**GIVEN INSTRUCTION**
Pull out every line containing the string "отгруженная".

↓↓↓

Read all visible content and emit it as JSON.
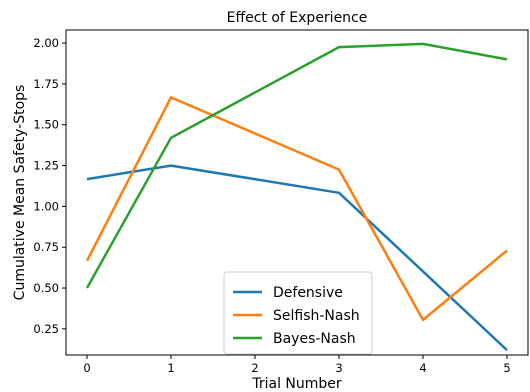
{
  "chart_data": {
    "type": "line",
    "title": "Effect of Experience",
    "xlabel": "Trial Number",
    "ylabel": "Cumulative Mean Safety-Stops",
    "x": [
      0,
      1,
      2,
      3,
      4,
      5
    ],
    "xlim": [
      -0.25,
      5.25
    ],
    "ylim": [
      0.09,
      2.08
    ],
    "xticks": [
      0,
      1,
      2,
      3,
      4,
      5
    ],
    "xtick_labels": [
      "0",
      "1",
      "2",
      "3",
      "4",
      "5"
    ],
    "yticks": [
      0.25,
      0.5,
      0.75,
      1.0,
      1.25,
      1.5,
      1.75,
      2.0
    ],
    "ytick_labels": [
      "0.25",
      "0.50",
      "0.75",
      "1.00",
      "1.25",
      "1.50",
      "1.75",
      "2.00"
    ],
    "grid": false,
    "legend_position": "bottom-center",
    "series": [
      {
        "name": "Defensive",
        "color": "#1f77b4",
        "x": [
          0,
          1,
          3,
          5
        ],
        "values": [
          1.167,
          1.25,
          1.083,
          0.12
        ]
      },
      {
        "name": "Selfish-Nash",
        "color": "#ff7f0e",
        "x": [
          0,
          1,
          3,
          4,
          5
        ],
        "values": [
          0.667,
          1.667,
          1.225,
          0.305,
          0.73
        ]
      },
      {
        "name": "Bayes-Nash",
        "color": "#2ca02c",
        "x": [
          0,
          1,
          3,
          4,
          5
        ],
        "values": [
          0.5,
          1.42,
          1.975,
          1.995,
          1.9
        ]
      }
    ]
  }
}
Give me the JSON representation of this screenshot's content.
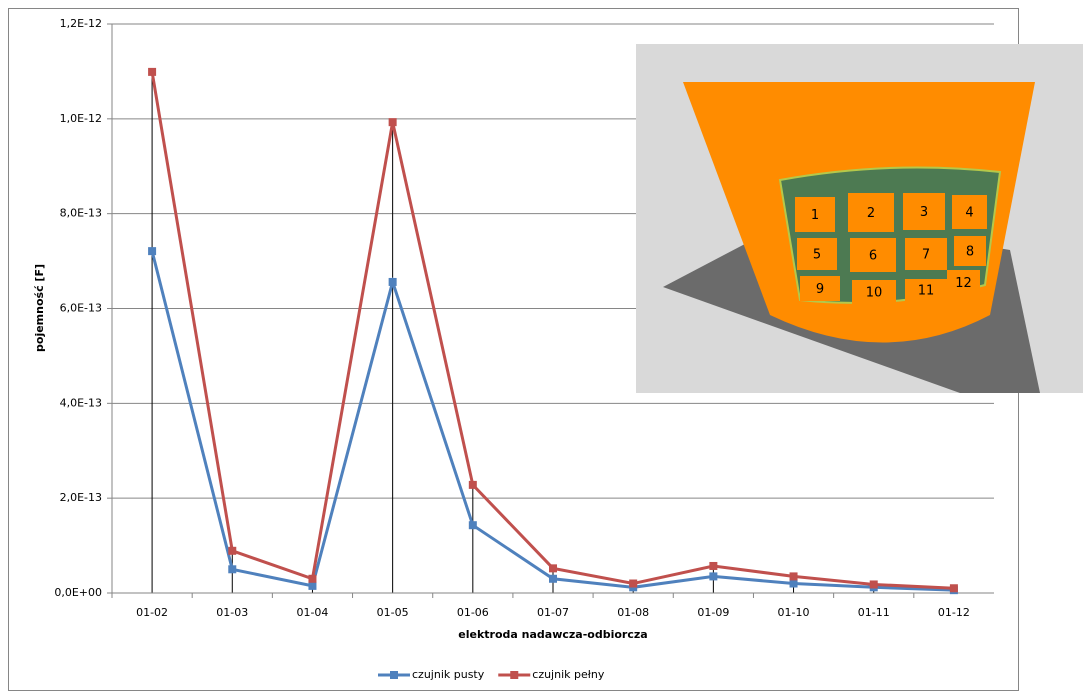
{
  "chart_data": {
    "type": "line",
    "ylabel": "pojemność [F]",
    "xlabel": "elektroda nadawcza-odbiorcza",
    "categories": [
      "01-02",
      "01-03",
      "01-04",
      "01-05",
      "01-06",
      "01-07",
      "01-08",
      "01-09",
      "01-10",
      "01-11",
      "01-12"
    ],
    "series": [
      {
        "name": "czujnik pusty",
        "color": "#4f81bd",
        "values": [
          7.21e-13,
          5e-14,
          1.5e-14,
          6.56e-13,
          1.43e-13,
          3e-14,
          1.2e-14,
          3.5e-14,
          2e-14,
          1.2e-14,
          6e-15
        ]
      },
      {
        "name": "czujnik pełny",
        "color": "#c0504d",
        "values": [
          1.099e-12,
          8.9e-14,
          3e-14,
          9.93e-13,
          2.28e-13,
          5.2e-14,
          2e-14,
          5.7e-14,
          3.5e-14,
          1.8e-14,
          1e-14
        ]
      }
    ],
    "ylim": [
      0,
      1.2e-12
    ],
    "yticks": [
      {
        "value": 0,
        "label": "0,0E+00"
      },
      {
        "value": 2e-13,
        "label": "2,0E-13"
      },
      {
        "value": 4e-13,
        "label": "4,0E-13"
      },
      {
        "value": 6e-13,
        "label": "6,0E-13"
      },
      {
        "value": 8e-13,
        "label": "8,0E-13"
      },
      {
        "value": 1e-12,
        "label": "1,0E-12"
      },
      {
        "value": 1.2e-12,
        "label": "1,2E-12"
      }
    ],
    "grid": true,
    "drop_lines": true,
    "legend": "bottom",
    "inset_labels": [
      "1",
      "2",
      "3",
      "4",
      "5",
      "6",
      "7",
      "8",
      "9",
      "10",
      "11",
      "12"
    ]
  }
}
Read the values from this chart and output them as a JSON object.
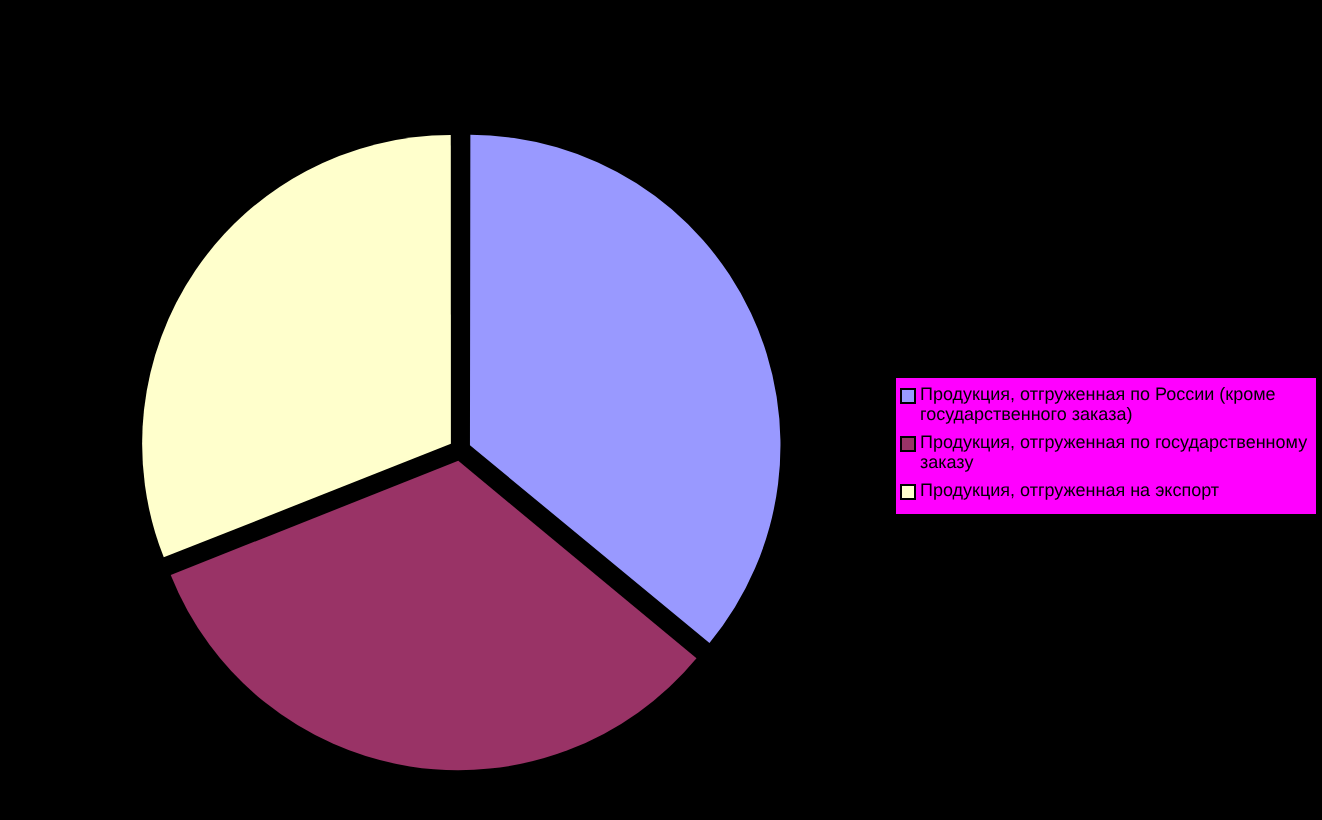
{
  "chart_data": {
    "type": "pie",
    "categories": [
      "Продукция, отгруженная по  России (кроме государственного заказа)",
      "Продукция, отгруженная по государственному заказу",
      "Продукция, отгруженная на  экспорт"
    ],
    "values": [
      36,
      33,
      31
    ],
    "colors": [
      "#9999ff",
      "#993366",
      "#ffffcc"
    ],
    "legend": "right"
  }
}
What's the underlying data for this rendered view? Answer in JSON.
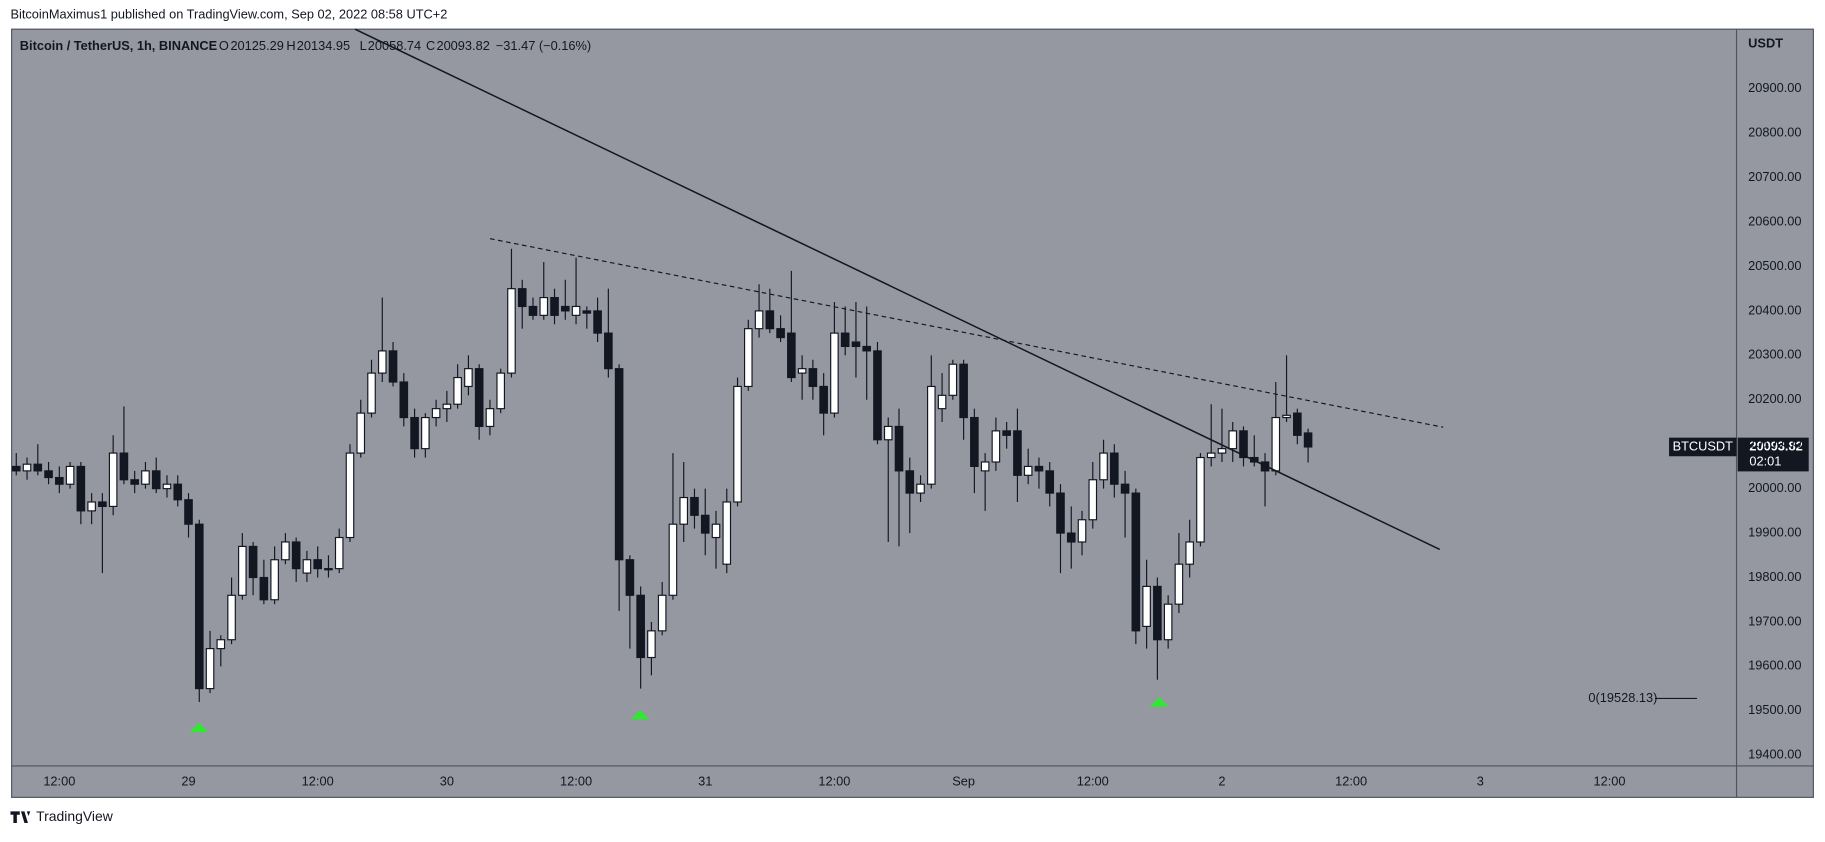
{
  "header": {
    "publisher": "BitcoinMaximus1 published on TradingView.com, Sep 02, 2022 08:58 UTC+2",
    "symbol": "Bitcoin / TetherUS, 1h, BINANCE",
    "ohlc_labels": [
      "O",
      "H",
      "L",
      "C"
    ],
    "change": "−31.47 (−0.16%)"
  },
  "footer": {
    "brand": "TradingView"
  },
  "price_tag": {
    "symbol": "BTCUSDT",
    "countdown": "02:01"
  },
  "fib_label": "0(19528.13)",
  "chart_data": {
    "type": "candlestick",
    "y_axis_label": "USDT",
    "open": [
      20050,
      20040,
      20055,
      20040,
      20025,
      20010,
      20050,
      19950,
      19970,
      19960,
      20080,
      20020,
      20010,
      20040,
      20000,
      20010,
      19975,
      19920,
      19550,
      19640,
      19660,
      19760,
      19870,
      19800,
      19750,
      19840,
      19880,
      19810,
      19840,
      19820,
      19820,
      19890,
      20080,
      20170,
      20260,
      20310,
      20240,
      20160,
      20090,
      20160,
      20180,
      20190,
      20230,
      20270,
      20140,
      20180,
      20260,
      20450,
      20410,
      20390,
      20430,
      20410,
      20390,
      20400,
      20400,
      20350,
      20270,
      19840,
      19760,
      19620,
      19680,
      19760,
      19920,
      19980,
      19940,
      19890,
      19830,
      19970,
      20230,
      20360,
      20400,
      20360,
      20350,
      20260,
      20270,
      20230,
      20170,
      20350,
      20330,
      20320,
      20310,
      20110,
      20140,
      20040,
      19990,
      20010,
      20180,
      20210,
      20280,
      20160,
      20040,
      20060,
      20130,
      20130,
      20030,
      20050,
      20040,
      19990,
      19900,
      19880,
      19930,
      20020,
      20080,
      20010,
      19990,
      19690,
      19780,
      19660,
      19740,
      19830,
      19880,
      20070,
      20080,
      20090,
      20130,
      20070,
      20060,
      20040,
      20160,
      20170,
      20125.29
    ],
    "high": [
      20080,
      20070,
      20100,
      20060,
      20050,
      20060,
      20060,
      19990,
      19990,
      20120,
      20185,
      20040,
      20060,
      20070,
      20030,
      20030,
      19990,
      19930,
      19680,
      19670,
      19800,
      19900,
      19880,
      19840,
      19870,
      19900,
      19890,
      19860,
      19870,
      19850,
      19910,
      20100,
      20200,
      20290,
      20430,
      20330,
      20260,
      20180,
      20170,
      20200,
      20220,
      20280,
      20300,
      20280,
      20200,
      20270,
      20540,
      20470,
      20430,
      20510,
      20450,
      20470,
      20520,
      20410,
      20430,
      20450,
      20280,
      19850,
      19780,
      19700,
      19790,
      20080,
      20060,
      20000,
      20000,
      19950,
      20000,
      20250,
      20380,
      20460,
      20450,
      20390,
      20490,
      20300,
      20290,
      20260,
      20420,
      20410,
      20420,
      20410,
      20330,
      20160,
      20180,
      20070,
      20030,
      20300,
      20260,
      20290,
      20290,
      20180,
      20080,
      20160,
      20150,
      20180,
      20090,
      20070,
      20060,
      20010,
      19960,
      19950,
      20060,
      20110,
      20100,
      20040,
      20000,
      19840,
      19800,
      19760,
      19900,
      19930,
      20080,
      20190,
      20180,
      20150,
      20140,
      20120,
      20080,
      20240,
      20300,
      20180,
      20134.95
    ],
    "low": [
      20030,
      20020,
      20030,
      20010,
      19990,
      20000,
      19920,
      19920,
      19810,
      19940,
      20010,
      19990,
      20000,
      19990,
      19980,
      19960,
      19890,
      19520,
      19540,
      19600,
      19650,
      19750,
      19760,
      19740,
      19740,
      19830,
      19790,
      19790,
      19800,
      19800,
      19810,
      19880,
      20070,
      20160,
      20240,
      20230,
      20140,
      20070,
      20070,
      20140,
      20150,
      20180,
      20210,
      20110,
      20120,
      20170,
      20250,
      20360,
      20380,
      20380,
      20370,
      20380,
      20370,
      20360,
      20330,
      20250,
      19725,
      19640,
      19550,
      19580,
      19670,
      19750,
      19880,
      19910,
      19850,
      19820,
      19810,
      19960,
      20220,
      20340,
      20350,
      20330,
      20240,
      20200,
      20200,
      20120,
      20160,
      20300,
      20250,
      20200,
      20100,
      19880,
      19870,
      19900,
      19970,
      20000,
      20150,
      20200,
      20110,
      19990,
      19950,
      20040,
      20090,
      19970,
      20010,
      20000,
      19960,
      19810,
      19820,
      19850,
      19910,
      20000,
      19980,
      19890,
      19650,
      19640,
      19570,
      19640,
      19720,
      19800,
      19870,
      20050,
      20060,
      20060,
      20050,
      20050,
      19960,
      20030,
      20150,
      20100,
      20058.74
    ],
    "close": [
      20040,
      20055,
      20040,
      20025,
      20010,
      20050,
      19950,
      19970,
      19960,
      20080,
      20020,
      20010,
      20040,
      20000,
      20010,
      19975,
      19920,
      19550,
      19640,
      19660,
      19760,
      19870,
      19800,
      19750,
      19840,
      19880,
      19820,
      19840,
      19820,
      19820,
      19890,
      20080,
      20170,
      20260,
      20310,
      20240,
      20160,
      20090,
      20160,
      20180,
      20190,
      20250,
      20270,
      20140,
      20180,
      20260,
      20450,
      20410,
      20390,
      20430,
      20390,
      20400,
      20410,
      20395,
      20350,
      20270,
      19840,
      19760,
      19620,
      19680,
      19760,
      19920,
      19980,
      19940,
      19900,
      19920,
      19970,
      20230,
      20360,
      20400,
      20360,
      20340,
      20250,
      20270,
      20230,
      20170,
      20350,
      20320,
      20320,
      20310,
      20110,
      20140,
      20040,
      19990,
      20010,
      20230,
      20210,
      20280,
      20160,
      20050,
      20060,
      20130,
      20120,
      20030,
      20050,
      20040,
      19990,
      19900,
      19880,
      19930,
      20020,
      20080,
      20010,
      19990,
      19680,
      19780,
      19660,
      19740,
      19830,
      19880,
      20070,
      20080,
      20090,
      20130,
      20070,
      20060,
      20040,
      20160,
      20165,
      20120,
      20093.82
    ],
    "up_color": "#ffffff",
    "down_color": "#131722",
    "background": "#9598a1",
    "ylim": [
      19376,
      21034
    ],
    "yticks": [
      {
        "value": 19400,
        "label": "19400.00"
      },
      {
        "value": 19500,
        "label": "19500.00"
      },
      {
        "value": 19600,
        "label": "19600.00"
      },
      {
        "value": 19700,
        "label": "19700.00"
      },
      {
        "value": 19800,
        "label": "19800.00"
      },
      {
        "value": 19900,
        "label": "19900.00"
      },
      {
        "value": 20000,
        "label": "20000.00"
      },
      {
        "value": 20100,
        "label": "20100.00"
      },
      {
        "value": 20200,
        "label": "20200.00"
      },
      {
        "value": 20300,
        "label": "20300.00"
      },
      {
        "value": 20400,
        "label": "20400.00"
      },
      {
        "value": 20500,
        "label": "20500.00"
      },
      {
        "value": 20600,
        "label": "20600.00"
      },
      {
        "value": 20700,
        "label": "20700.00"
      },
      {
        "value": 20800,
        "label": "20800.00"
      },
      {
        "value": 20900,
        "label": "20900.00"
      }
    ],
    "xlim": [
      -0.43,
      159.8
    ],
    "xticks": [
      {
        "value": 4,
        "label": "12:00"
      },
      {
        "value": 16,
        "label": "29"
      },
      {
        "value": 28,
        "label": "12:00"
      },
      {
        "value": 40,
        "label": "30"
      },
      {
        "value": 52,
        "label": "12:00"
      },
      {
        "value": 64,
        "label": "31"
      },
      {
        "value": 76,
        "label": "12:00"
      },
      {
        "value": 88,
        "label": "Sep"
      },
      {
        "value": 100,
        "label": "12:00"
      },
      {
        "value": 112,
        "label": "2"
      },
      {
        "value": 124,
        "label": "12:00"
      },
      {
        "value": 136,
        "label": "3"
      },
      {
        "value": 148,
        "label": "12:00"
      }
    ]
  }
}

↑↑↑

**FULL OUTPUT**
      "Продукция, отгруженная по  России (кроме государственного заказа)",
      "Продукция, отгруженная по государственному заказу",
      "Продукция, отгруженная на  экспорт"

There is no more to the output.